[START Material for the task]

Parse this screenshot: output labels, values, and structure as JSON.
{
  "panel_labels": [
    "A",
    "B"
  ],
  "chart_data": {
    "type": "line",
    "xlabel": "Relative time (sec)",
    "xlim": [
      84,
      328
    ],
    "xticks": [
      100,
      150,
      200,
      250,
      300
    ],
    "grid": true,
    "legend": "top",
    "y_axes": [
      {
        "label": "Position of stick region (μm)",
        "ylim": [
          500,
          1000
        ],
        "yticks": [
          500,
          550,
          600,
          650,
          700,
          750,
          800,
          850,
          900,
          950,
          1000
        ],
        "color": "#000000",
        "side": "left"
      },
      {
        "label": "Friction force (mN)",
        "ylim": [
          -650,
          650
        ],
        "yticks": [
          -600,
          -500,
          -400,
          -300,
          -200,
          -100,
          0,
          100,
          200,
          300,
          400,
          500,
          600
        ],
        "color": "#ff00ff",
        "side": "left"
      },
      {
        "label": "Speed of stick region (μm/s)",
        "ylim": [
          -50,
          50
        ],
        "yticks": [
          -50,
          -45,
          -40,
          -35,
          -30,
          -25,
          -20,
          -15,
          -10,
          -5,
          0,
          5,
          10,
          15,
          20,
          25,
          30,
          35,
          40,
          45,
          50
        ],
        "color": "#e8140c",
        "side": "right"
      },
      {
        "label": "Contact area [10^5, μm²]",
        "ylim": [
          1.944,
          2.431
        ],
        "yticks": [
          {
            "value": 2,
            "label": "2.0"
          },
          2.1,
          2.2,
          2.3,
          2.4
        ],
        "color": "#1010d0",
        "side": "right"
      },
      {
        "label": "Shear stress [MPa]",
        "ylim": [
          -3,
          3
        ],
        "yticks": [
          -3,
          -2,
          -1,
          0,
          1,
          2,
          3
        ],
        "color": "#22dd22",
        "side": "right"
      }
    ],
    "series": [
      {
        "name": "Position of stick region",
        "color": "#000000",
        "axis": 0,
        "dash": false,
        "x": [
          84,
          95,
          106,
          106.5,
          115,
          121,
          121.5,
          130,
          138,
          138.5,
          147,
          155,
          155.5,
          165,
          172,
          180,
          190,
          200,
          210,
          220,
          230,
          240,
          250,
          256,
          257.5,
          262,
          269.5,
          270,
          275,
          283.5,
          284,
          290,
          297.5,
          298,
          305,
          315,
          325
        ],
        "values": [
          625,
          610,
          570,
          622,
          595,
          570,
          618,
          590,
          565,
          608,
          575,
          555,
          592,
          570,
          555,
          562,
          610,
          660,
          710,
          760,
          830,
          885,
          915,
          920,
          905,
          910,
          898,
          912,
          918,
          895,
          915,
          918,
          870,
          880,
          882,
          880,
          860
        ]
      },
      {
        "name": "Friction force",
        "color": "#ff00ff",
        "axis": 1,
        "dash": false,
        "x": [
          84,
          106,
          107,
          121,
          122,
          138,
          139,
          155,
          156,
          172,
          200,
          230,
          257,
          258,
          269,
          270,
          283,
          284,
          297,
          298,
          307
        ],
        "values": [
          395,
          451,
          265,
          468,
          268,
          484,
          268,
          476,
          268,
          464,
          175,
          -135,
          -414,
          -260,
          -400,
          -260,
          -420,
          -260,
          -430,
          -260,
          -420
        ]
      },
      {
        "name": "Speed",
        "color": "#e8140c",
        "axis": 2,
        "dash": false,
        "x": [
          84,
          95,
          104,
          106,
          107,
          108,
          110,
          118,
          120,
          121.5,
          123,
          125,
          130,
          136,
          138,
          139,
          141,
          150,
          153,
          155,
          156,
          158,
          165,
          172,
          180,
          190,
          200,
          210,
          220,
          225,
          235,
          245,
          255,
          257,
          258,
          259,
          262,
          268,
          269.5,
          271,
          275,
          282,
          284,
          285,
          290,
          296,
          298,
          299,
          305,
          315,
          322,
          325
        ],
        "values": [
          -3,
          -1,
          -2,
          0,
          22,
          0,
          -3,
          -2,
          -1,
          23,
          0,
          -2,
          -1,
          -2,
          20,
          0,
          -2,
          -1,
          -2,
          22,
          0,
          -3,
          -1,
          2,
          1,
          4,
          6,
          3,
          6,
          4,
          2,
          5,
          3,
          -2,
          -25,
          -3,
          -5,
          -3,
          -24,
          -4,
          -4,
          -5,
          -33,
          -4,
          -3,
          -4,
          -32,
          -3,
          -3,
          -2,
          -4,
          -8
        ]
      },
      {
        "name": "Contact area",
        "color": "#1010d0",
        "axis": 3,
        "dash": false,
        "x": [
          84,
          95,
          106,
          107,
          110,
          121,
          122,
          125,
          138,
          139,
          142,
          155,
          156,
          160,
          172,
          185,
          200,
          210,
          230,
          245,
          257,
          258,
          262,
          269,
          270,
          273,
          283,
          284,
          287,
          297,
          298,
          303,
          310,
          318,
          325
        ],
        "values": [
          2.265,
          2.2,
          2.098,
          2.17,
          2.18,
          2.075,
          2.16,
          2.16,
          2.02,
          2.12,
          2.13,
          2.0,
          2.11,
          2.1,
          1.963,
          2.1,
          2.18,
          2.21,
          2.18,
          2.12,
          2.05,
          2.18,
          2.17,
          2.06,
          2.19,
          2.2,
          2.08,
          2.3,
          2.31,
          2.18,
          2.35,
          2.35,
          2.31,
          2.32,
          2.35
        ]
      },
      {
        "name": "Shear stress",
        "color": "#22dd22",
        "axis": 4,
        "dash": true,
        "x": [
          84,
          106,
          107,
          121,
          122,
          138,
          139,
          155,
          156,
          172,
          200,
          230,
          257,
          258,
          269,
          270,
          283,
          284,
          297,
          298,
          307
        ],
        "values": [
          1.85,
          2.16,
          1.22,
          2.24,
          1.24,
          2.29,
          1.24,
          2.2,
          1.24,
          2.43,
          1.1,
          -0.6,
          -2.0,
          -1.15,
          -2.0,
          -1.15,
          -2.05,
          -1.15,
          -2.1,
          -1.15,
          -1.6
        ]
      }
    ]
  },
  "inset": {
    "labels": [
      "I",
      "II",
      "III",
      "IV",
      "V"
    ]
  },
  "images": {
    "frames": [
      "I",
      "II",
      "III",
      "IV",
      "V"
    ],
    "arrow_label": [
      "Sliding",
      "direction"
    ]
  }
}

[END Material for the task]

**Your instructions:** All of the entries above should be written out again exactly.

**Response:**
Parse this screenshot: output labels, values, and structure as JSON.
{
  "panel_labels": [
    "A",
    "B"
  ],
  "chart_data": {
    "type": "line",
    "xlabel": "Relative time (sec)",
    "xlim": [
      84,
      328
    ],
    "xticks": [
      100,
      150,
      200,
      250,
      300
    ],
    "grid": true,
    "legend": "top",
    "y_axes": [
      {
        "label": "Position of stick region (μm)",
        "ylim": [
          500,
          1000
        ],
        "yticks": [
          500,
          550,
          600,
          650,
          700,
          750,
          800,
          850,
          900,
          950,
          1000
        ],
        "color": "#000000",
        "side": "left"
      },
      {
        "label": "Friction force (mN)",
        "ylim": [
          -650,
          650
        ],
        "yticks": [
          -600,
          -500,
          -400,
          -300,
          -200,
          -100,
          0,
          100,
          200,
          300,
          400,
          500,
          600
        ],
        "color": "#ff00ff",
        "side": "left"
      },
      {
        "label": "Speed of stick region (μm/s)",
        "ylim": [
          -50,
          50
        ],
        "yticks": [
          -50,
          -45,
          -40,
          -35,
          -30,
          -25,
          -20,
          -15,
          -10,
          -5,
          0,
          5,
          10,
          15,
          20,
          25,
          30,
          35,
          40,
          45,
          50
        ],
        "color": "#e8140c",
        "side": "right"
      },
      {
        "label": "Contact area [10^5, μm²]",
        "ylim": [
          1.944,
          2.431
        ],
        "yticks": [
          {
            "value": 2,
            "label": "2.0"
          },
          2.1,
          2.2,
          2.3,
          2.4
        ],
        "color": "#1010d0",
        "side": "right"
      },
      {
        "label": "Shear stress [MPa]",
        "ylim": [
          -3,
          3
        ],
        "yticks": [
          -3,
          -2,
          -1,
          0,
          1,
          2,
          3
        ],
        "color": "#22dd22",
        "side": "right"
      }
    ],
    "series": [
      {
        "name": "Position of stick region",
        "color": "#000000",
        "axis": 0,
        "dash": false,
        "x": [
          84,
          95,
          106,
          106.5,
          115,
          121,
          121.5,
          130,
          138,
          138.5,
          147,
          155,
          155.5,
          165,
          172,
          180,
          190,
          200,
          210,
          220,
          230,
          240,
          250,
          256,
          257.5,
          262,
          269.5,
          270,
          275,
          283.5,
          284,
          290,
          297.5,
          298,
          305,
          315,
          325
        ],
        "values": [
          625,
          610,
          570,
          622,
          595,
          570,
          618,
          590,
          565,
          608,
          575,
          555,
          592,
          570,
          555,
          562,
          610,
          660,
          710,
          760,
          830,
          885,
          915,
          920,
          905,
          910,
          898,
          912,
          918,
          895,
          915,
          918,
          870,
          880,
          882,
          880,
          860
        ]
      },
      {
        "name": "Friction force",
        "color": "#ff00ff",
        "axis": 1,
        "dash": false,
        "x": [
          84,
          106,
          107,
          121,
          122,
          138,
          139,
          155,
          156,
          172,
          200,
          230,
          257,
          258,
          269,
          270,
          283,
          284,
          297,
          298,
          307
        ],
        "values": [
          395,
          451,
          265,
          468,
          268,
          484,
          268,
          476,
          268,
          464,
          175,
          -135,
          -414,
          -260,
          -400,
          -260,
          -420,
          -260,
          -430,
          -260,
          -420
        ]
      },
      {
        "name": "Speed",
        "color": "#e8140c",
        "axis": 2,
        "dash": false,
        "x": [
          84,
          95,
          104,
          106,
          107,
          108,
          110,
          118,
          120,
          121.5,
          123,
          125,
          130,
          136,
          138,
          139,
          141,
          150,
          153,
          155,
          156,
          158,
          165,
          172,
          180,
          190,
          200,
          210,
          220,
          225,
          235,
          245,
          255,
          257,
          258,
          259,
          262,
          268,
          269.5,
          271,
          275,
          282,
          284,
          285,
          290,
          296,
          298,
          299,
          305,
          315,
          322,
          325
        ],
        "values": [
          -3,
          -1,
          -2,
          0,
          22,
          0,
          -3,
          -2,
          -1,
          23,
          0,
          -2,
          -1,
          -2,
          20,
          0,
          -2,
          -1,
          -2,
          22,
          0,
          -3,
          -1,
          2,
          1,
          4,
          6,
          3,
          6,
          4,
          2,
          5,
          3,
          -2,
          -25,
          -3,
          -5,
          -3,
          -24,
          -4,
          -4,
          -5,
          -33,
          -4,
          -3,
          -4,
          -32,
          -3,
          -3,
          -2,
          -4,
          -8
        ]
      },
      {
        "name": "Contact area",
        "color": "#1010d0",
        "axis": 3,
        "dash": false,
        "x": [
          84,
          95,
          106,
          107,
          110,
          121,
          122,
          125,
          138,
          139,
          142,
          155,
          156,
          160,
          172,
          185,
          200,
          210,
          230,
          245,
          257,
          258,
          262,
          269,
          270,
          273,
          283,
          284,
          287,
          297,
          298,
          303,
          310,
          318,
          325
        ],
        "values": [
          2.265,
          2.2,
          2.098,
          2.17,
          2.18,
          2.075,
          2.16,
          2.16,
          2.02,
          2.12,
          2.13,
          2.0,
          2.11,
          2.1,
          1.963,
          2.1,
          2.18,
          2.21,
          2.18,
          2.12,
          2.05,
          2.18,
          2.17,
          2.06,
          2.19,
          2.2,
          2.08,
          2.3,
          2.31,
          2.18,
          2.35,
          2.35,
          2.31,
          2.32,
          2.35
        ]
      },
      {
        "name": "Shear stress",
        "color": "#22dd22",
        "axis": 4,
        "dash": true,
        "x": [
          84,
          106,
          107,
          121,
          122,
          138,
          139,
          155,
          156,
          172,
          200,
          230,
          257,
          258,
          269,
          270,
          283,
          284,
          297,
          298,
          307
        ],
        "values": [
          1.85,
          2.16,
          1.22,
          2.24,
          1.24,
          2.29,
          1.24,
          2.2,
          1.24,
          2.43,
          1.1,
          -0.6,
          -2.0,
          -1.15,
          -2.0,
          -1.15,
          -2.05,
          -1.15,
          -2.1,
          -1.15,
          -1.6
        ]
      }
    ]
  },
  "inset": {
    "labels": [
      "I",
      "II",
      "III",
      "IV",
      "V"
    ]
  },
  "images": {
    "frames": [
      "I",
      "II",
      "III",
      "IV",
      "V"
    ],
    "arrow_label": [
      "Sliding",
      "direction"
    ]
  }
}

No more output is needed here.